── TEXTE FOURNI ──
La canicule de l’été 76, je n’en ai pas un souvenir particulier. Sans doute parce que je venais d’Afrique.
Là, c’était septembre et j’avais froid.
C’était ma première année scolaire en France et j’étais frileuse.
Frileuse de tout. D’une timidité maladive, je n’osais pas aller vers les autres.
Ces 6000 autres côtoyés dans les couloirs interminables du lycée, dans cette cour immense.
Cette classe de terminale où tout le monde avait l’air de se connaître depuis longtemps. 35 élèves. Alors qu’en première A à Brazzaville, nous étions cinq…
La première élève qui m’aborda gentiment, me présenta gentiment à ses gentils copains.
J’étais reconnaissante mais je m’aperçus vite que nous n’avions pas grand chose en commun.
Ils écoutaient Alain Chamfort et Mike Brand. Dur...
J’avais bien repéré une bande au fond de la classe à gauche. Jean-Luc au look de poète, Marie-Pierre solaire, Patrick le plus rigolard de la classe, Dominique très brune et Marion diaphane, Pierre qui ne parlait qu’en onomatopées comme un dessin animé, Oriane qui venait d’une école Freinet et avait un aplomb merveilleux que j’enviais. Ces sept-là animaient la classe avec une gaieté communicative.
Le chahut qu’ils faisaient n’était jamais agressif.
Oriane et Marie-Pierre étaient les plus insolentes, mais elles étaient tellement brillantes et pertinentes que les profs n’osaient rien leur dire.
Ces sept-là écoutaient les Stones et Bob Dylan. Je brûlais d’envie de leur parler mais je m’en sentais incapable.
Le prof d’anglais me demanda un jour de traduire un texte devant tout le monde.
Je ne sais plus de quoi parlait ce texte. Je sais seulement mon cœur battant, le supplice de parler devant un auditoire attentif, zut pourquoi ce silence d’un coup ? Je sais que je bêlais, tant ma voix tremblait. Jusqu’à ce que je bute sur le mot neger dans une phrase.
Neger me ramenait à l’Afrique, à la négritude d’Aimé Césaire et de Léopold Sedar Senghor. Je me suis brusquement revue au Tchad en troisième, en cours de littérature africaine. Dans cette salle de classe à l’encadrement de porte sans porte, aux fenêtres sans vitres, avec de l’herbe qui poussait à nos pieds. De vieux pupitres au bois ridé de fissures multiples.
───
── INFORMATIONS FOURNIES ──
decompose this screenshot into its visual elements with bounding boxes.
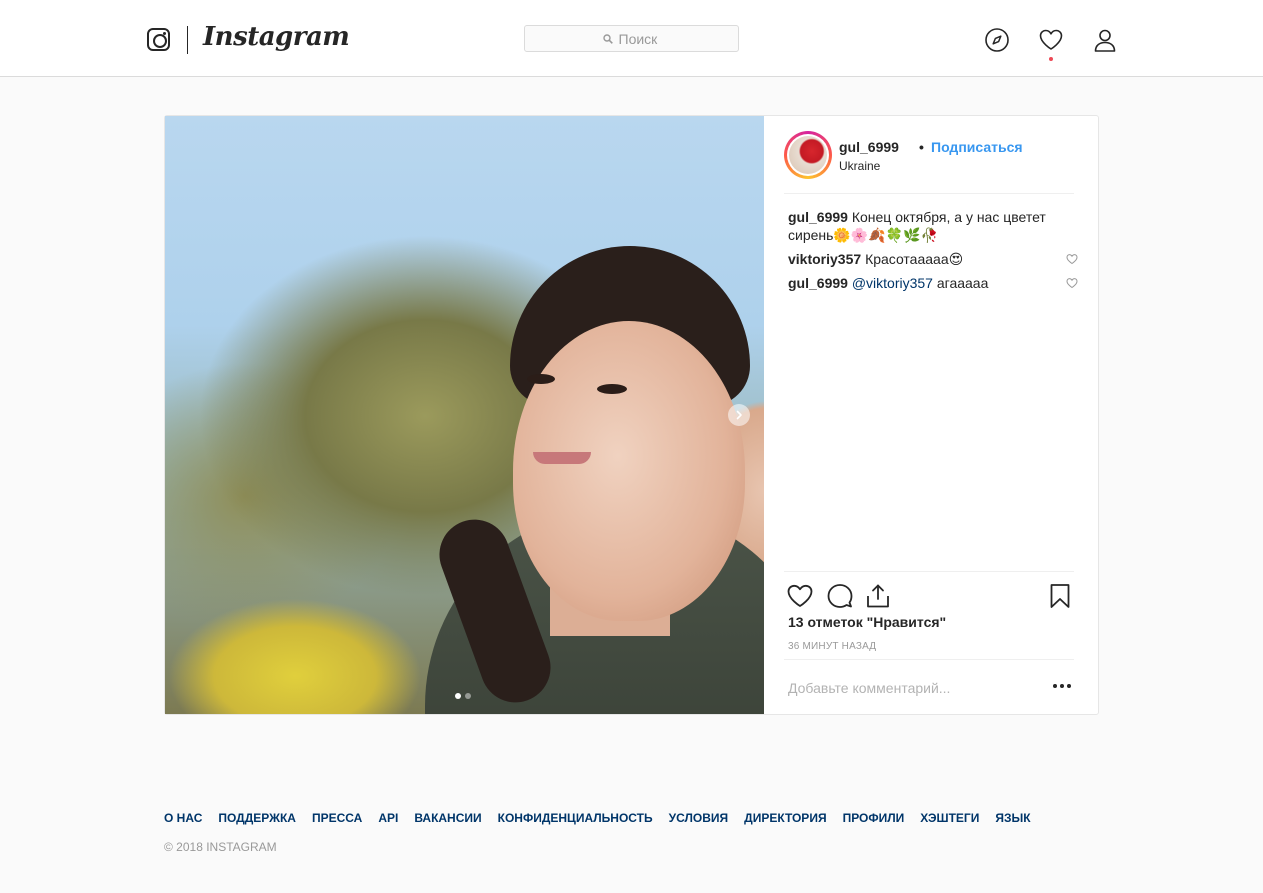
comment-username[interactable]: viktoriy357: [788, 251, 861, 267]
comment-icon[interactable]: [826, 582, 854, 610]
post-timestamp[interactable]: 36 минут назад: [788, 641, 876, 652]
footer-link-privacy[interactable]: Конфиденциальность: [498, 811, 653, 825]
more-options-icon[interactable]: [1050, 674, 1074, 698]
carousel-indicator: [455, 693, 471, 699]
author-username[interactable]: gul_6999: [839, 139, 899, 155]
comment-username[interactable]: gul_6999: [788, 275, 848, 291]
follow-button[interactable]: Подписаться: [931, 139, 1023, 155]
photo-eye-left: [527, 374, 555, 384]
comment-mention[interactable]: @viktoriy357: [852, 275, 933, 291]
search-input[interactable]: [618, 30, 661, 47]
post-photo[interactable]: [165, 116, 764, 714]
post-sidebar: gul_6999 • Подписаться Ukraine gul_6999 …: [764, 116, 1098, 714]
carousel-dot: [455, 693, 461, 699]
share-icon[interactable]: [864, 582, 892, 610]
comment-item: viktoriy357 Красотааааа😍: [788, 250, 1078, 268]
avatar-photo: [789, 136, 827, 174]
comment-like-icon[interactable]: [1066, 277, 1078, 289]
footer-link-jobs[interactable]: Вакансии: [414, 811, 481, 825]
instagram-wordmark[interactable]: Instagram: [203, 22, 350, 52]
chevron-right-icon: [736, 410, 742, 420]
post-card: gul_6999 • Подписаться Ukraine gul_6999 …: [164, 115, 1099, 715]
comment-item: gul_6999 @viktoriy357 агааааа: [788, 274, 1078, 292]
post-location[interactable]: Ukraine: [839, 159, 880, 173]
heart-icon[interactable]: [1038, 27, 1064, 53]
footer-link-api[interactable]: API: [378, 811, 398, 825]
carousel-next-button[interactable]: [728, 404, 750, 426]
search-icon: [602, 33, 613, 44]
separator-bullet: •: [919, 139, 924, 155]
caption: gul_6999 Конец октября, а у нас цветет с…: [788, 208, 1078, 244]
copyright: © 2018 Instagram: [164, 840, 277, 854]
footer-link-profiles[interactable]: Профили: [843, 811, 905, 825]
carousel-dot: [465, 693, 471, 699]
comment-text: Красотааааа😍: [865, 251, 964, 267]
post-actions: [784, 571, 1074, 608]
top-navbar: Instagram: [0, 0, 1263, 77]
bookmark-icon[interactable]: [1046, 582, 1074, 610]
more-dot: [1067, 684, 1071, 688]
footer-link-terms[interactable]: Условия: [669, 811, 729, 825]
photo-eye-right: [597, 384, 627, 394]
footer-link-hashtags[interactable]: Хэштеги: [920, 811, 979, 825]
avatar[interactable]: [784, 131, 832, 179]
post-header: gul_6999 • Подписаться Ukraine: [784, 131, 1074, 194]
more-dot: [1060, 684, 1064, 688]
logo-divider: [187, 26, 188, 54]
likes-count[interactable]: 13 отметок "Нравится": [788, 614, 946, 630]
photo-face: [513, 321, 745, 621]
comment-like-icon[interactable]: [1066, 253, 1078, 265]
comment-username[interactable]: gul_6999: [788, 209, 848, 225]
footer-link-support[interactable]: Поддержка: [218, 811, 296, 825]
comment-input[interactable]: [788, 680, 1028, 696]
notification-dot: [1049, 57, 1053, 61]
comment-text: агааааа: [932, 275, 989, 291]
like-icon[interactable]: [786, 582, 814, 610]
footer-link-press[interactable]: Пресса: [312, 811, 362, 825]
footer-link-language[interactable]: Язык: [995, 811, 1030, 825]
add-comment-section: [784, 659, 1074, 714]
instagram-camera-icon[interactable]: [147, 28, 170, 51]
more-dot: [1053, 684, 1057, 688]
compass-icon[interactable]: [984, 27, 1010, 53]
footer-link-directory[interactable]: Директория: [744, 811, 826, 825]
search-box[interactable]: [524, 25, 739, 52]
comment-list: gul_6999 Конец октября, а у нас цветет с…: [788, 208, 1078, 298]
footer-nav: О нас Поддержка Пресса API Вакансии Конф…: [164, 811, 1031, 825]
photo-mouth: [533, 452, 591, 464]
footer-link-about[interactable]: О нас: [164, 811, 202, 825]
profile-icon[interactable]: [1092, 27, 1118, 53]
───
TRAVAIL À FAIRE.
- a) Recopiez fidèlement le passage du récit de la rentrée en commençant à « J’avais bien repéré » et en terminant à « une gaieté communicative. ».
- b) D'après le récit de la rentrée, expliquez en une à trois phrases pourquoi les professeurs n'osaient rien dire à Oriane et à Marie-Pierre.

RÉPONSES DONNÉES.
- a)
J’avais bien repéré une bande au fond de la classe à gauche. Jean-Luc au look de poète, Marie-Pierre solaire, Patrick le plus rigolard de la classe, Dominique très brune et Marion diaphane, Pierre qui ne parlait qu’en onomatopées comme un dessin animé, Oriane qui venait d’une école Freinet et avait un aplomb merveilleux que j’enviais. Ces sept-là animaient la classe avec une gaieté communicative.

- b) Oriane et Marie-Pierre étaient les plus insolentes de la classe. Mais elles étaient tellement brillantes et pertinentes que les professeurs n'osaient rien leur dire.